* _TO BE DONE_
Where a line holds the word "SAPIT", copy that line.

* _SOURCE RECORDS_
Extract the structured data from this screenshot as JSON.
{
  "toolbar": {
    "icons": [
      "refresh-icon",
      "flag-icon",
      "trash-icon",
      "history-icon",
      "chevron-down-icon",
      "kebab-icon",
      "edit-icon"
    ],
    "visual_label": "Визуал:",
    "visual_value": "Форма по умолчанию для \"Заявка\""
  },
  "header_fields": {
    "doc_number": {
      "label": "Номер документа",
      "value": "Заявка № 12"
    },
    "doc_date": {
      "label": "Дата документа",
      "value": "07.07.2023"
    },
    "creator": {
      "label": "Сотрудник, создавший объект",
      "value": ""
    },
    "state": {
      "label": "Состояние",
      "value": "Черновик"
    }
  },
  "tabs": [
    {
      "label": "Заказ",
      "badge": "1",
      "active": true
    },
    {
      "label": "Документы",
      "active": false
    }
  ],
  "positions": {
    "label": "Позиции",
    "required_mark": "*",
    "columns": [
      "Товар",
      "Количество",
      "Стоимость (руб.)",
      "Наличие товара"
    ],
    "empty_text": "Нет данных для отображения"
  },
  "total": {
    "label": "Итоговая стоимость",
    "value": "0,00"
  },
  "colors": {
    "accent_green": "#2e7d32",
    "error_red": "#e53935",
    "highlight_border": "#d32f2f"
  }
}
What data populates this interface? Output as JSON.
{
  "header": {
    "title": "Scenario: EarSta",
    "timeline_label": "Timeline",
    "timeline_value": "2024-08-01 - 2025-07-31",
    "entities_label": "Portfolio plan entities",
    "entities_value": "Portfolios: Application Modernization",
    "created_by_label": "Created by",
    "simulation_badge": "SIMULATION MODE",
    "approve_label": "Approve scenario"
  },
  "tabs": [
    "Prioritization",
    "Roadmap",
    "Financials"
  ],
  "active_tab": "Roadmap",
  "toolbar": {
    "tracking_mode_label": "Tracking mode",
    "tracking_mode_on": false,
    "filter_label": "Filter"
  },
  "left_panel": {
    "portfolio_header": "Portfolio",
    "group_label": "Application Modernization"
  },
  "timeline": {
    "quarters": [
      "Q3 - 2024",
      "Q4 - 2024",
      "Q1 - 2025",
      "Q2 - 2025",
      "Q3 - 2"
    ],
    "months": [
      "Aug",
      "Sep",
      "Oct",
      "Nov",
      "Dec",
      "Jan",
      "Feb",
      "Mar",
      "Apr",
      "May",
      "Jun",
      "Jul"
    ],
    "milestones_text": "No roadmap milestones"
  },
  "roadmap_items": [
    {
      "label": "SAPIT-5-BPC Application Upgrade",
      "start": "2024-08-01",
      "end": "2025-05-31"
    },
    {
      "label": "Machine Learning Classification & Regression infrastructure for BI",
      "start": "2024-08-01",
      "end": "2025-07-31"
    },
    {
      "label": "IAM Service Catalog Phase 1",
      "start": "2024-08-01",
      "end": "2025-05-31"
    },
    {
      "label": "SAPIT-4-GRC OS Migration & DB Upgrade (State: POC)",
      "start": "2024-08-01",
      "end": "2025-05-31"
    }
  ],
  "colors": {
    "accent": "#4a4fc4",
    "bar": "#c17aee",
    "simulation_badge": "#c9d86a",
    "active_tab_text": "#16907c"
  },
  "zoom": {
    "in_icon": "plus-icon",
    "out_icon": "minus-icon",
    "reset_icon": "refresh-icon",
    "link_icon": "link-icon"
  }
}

* _WRITTEN ANSWER_
      "label": "SAPIT-5-BPC Application Upgrade",
      "label": "SAPIT-4-GRC OS Migration & DB Upgrade (State: POC)",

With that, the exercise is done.